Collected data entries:
::::::
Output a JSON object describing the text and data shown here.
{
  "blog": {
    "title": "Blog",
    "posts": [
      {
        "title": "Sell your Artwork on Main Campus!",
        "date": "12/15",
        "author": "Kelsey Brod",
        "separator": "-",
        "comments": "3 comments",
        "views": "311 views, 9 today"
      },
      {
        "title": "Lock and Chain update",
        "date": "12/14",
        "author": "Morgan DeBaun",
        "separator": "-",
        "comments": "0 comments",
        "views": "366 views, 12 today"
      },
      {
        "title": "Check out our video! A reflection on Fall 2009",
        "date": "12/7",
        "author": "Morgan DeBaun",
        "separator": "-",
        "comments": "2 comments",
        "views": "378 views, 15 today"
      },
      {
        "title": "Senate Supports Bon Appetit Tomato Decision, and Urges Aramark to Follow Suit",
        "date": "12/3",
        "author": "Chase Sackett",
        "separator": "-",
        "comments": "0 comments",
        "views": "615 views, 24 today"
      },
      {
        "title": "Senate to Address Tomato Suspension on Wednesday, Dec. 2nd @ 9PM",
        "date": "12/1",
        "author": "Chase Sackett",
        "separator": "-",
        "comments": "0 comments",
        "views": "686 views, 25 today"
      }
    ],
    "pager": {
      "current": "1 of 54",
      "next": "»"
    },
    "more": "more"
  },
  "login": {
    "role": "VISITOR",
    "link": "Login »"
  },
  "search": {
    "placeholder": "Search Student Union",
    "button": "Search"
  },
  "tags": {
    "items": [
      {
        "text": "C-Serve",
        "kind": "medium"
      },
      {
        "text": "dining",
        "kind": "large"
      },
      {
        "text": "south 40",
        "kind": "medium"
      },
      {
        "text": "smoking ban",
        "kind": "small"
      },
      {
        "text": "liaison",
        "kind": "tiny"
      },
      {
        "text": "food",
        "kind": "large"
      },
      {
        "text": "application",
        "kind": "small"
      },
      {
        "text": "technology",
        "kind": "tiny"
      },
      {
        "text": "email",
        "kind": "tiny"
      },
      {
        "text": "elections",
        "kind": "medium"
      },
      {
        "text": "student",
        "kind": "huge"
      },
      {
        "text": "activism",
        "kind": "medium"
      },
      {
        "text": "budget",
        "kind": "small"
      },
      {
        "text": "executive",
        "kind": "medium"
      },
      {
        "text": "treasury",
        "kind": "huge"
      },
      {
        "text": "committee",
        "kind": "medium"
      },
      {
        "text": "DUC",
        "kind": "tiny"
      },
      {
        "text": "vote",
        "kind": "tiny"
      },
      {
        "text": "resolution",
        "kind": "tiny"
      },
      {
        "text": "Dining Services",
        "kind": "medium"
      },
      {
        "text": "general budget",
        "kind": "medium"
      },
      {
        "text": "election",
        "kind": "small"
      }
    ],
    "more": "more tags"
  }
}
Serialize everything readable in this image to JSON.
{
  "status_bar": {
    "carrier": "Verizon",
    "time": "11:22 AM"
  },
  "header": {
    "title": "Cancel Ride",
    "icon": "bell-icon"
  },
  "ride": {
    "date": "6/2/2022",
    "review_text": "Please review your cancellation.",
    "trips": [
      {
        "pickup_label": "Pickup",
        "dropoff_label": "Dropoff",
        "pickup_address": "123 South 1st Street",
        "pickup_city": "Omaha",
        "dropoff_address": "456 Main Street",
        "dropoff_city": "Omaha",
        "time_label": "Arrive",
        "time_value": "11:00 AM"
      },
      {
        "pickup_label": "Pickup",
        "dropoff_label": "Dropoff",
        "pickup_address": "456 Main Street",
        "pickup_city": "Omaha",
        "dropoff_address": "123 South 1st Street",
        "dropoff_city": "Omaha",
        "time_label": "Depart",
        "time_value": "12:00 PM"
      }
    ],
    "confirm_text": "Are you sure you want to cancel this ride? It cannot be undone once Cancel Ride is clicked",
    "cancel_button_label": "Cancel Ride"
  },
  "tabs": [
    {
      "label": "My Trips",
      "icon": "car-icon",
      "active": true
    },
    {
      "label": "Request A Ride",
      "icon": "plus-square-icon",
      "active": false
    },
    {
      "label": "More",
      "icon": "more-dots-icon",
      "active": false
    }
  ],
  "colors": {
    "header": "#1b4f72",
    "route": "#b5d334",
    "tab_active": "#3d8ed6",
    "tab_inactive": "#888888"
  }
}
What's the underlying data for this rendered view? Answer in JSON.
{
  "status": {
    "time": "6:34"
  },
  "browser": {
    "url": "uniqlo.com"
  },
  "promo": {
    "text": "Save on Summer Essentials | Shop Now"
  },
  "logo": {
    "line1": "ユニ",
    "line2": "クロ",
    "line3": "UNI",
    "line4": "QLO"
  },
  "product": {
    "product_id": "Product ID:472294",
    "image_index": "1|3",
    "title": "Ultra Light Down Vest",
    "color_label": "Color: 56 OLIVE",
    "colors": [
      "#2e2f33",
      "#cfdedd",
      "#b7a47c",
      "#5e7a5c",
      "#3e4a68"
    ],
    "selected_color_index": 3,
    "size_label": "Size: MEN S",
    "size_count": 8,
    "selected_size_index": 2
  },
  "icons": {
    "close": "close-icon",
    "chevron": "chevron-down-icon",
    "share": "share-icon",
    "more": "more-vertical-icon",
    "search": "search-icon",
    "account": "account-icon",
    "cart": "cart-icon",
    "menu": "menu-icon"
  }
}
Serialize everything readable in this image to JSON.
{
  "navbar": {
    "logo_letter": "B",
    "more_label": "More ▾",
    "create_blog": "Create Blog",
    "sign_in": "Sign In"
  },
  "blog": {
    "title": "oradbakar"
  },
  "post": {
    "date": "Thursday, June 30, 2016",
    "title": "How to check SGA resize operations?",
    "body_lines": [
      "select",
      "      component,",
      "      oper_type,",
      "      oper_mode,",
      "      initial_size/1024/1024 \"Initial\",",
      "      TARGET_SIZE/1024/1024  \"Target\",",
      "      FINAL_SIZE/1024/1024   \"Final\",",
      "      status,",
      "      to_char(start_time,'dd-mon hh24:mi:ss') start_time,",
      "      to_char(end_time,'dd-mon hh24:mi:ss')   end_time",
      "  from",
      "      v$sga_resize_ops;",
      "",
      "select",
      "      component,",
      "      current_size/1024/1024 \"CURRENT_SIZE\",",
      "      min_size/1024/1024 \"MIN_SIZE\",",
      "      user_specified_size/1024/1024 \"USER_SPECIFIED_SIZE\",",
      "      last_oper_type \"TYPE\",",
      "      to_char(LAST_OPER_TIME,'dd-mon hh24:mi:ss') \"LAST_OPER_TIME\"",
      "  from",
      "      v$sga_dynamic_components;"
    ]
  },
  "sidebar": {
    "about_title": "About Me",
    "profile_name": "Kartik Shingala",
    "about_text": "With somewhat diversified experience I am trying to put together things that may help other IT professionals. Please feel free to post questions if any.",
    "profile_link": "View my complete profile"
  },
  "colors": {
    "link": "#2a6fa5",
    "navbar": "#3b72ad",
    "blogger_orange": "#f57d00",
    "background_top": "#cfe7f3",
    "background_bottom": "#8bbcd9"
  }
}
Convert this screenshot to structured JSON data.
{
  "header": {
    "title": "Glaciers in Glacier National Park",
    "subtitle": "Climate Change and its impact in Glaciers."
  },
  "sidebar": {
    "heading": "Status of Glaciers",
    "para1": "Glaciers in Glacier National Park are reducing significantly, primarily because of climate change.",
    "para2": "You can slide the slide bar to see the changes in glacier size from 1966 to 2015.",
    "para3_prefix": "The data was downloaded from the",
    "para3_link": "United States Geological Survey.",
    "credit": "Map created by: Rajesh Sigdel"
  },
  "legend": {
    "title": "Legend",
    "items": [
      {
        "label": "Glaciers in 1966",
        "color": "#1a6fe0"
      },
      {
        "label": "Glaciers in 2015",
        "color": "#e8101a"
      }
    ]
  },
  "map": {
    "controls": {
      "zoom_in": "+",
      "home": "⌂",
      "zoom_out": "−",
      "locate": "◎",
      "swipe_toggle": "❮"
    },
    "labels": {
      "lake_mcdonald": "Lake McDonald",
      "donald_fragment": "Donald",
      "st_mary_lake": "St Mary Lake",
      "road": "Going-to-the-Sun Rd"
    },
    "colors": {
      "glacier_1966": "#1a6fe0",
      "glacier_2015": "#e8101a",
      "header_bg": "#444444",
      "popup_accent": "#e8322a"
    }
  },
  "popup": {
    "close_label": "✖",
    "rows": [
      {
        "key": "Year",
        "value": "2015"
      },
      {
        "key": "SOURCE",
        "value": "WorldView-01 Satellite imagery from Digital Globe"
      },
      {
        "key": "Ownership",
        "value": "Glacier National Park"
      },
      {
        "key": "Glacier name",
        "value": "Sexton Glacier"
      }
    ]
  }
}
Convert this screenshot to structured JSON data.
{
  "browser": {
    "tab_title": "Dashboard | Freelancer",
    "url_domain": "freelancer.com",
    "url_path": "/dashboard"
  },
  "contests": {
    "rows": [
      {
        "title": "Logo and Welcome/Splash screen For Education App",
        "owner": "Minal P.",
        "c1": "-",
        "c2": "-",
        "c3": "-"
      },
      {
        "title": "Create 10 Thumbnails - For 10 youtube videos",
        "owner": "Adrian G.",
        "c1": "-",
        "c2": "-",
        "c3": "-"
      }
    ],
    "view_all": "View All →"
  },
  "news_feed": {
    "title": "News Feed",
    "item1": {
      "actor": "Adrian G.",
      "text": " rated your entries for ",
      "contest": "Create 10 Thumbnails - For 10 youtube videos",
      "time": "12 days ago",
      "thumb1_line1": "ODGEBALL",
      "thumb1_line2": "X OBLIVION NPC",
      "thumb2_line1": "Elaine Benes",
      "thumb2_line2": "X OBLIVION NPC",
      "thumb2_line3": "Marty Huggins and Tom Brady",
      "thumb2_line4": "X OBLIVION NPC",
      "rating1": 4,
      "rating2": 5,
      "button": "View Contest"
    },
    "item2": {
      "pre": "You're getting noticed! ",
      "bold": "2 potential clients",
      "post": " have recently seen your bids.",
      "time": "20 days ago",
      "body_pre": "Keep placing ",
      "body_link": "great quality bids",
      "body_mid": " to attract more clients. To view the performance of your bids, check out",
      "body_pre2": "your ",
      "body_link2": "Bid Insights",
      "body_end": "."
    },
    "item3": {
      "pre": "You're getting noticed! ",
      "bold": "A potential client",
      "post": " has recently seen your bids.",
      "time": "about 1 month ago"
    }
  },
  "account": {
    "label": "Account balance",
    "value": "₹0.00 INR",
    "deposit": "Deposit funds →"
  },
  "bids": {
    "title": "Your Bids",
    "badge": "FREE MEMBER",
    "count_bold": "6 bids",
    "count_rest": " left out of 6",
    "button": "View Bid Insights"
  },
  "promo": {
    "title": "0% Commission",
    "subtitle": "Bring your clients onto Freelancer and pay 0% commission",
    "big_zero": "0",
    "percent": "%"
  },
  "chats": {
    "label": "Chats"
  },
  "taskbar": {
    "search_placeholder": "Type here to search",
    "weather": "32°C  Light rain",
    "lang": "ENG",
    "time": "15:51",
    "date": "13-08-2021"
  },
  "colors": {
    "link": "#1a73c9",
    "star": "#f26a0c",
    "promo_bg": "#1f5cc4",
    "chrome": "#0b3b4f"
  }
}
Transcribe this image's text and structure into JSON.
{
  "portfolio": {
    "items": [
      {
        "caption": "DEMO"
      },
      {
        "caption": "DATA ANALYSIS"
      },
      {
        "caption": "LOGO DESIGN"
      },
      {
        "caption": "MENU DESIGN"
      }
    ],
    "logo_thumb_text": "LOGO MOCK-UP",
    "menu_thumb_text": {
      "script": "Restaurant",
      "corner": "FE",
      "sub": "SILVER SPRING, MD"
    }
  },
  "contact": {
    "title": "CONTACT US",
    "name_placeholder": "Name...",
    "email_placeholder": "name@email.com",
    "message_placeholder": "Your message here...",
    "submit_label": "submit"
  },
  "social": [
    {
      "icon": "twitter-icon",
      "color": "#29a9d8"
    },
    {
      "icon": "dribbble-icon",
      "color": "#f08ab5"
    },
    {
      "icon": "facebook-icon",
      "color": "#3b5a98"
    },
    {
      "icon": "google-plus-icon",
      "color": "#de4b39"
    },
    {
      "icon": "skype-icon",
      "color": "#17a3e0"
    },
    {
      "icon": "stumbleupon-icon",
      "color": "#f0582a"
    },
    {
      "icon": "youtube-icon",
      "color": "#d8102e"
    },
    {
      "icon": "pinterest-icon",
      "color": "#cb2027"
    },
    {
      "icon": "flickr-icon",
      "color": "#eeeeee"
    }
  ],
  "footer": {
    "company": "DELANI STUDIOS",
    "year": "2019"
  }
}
::::::
- **GOAL**: Only lines holding the string "OBLIVION" are wanted; gather each one from the entries above.

- **ANSWER FOR THIS EXERCISE**:
      "thumb1_line2": "X OBLIVION NPC",
      "thumb2_line2": "X OBLIVION NPC",
      "thumb2_line4": "X OBLIVION NPC",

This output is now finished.